Problem to solve: Across the data below, how many lines hold "your"? Answer with that number and nothing else.

Data listing:
* * *
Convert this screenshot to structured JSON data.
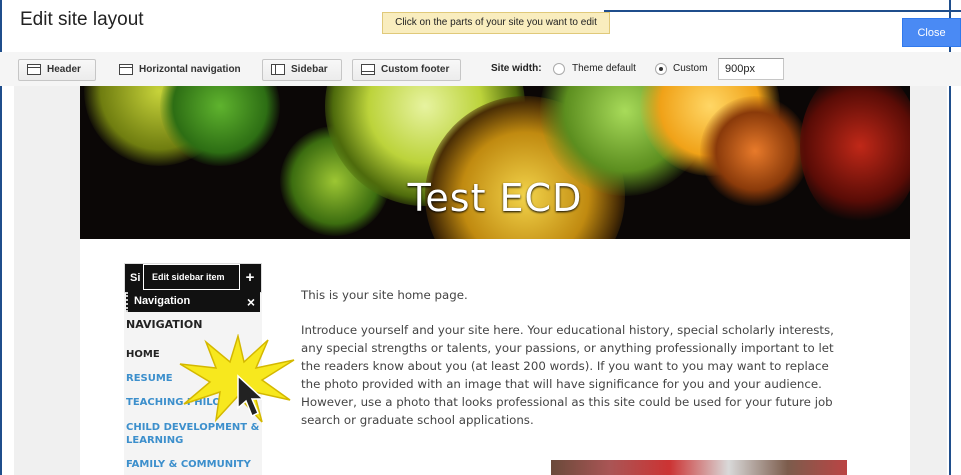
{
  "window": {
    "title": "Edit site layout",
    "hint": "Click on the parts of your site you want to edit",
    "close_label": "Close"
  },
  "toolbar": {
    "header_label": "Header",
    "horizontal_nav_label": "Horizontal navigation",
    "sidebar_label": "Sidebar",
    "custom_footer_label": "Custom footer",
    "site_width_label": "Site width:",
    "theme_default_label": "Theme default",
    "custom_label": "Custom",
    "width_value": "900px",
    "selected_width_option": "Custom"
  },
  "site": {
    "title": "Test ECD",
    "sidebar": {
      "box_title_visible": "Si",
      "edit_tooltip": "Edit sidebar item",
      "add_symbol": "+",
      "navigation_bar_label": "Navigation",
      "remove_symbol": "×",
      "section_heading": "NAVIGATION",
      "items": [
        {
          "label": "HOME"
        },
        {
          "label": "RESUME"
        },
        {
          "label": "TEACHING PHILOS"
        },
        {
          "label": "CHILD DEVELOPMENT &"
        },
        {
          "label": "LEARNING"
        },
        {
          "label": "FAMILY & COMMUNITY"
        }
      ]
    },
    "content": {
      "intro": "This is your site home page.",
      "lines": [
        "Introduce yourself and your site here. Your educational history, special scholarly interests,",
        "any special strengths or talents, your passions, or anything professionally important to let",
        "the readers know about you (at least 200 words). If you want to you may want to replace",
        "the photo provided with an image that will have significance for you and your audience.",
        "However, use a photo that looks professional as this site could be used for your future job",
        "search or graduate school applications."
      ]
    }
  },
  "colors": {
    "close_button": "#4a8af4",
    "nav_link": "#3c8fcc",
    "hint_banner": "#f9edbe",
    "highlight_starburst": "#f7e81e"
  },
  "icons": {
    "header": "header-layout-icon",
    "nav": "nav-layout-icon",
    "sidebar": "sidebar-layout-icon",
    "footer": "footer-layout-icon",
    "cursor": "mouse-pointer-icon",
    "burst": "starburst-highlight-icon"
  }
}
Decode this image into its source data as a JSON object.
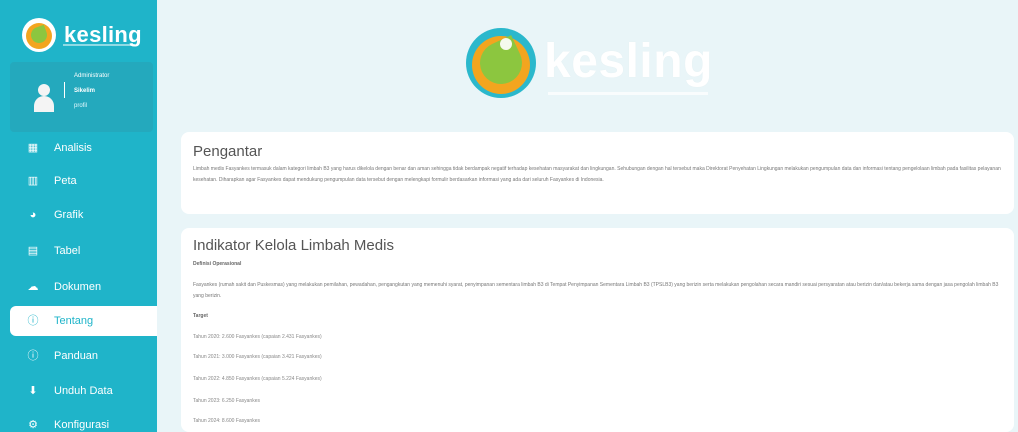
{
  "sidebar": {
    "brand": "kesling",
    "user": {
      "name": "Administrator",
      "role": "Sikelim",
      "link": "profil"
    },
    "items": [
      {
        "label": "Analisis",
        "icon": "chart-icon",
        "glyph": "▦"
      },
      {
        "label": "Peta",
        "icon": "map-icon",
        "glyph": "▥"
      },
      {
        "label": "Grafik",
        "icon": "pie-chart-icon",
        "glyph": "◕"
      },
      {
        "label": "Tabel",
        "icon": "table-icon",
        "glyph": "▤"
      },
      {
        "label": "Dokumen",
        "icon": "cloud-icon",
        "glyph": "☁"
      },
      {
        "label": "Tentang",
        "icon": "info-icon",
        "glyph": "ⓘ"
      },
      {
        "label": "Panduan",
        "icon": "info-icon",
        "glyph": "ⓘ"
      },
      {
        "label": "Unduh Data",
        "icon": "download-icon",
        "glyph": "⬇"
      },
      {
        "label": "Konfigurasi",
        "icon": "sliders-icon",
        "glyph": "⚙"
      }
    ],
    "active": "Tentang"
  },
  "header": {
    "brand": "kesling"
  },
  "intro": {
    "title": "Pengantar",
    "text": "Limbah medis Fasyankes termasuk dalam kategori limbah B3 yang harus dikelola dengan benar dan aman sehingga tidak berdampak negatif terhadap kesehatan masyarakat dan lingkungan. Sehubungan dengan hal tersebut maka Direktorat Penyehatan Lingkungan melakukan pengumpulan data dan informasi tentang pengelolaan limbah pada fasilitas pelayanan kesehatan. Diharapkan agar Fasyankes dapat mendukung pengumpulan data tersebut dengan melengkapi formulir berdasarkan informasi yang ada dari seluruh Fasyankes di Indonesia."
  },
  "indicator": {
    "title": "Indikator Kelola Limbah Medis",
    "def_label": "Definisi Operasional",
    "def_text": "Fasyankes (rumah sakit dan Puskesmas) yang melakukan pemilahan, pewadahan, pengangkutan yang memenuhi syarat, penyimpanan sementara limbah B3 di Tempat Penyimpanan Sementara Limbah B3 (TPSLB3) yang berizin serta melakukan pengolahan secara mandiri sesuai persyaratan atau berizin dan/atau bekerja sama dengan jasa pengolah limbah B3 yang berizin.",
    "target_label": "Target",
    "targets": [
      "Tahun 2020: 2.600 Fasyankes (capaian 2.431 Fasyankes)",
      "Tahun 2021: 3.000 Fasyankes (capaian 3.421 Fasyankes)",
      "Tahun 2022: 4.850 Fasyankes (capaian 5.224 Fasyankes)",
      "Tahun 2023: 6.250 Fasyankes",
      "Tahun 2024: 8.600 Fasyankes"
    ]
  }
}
* * *
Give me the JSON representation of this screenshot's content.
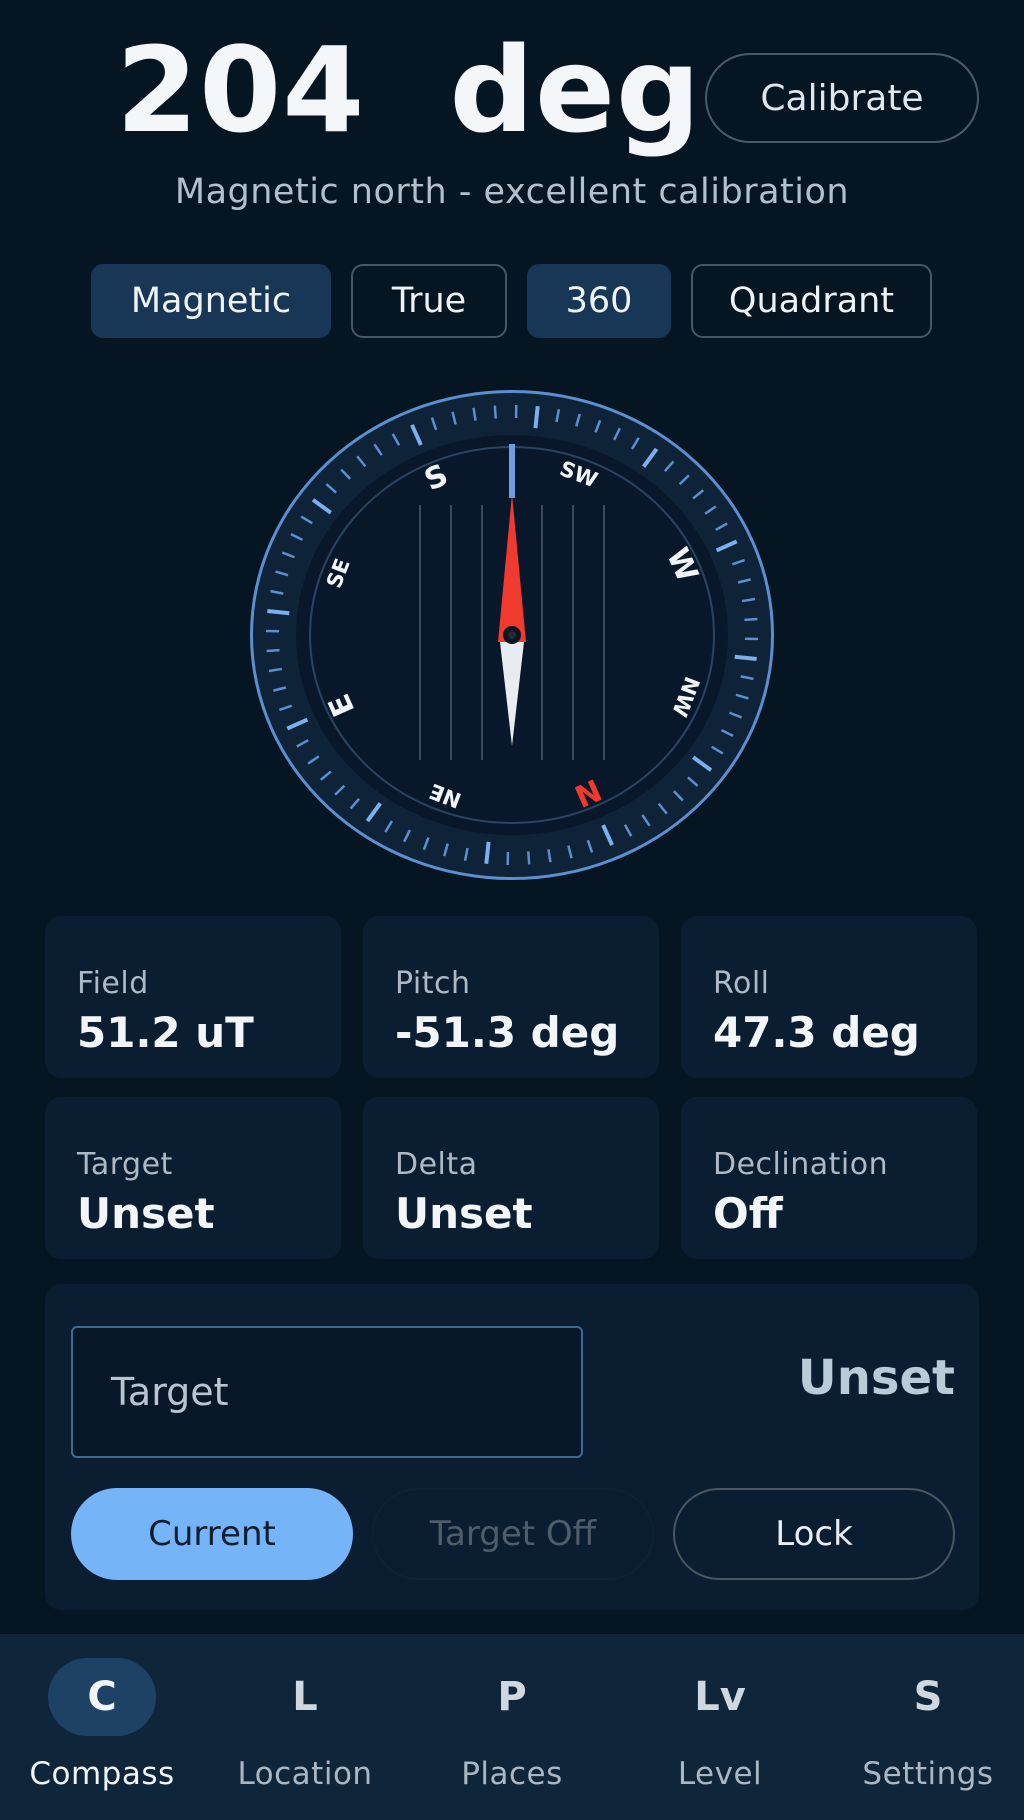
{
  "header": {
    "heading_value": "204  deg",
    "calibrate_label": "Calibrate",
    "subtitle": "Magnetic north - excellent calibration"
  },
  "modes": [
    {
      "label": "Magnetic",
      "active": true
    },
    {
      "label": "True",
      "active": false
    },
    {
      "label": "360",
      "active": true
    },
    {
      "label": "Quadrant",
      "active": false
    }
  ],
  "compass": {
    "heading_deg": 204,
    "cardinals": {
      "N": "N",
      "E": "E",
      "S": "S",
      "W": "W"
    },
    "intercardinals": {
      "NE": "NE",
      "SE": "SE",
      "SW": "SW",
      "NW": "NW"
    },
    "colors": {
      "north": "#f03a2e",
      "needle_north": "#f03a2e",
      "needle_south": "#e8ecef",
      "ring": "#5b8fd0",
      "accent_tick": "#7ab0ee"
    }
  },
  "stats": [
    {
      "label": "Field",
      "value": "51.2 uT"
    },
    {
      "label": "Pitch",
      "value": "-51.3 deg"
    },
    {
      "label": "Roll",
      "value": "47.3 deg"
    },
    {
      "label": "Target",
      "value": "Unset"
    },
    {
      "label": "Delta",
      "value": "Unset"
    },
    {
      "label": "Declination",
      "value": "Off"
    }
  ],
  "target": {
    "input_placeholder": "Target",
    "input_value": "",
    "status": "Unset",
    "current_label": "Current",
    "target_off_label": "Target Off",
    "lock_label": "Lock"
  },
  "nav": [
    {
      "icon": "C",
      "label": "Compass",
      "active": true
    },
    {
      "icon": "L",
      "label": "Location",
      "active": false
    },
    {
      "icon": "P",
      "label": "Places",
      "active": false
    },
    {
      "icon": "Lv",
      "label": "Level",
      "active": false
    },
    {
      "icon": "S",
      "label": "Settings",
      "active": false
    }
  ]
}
* * *
Task answer: 6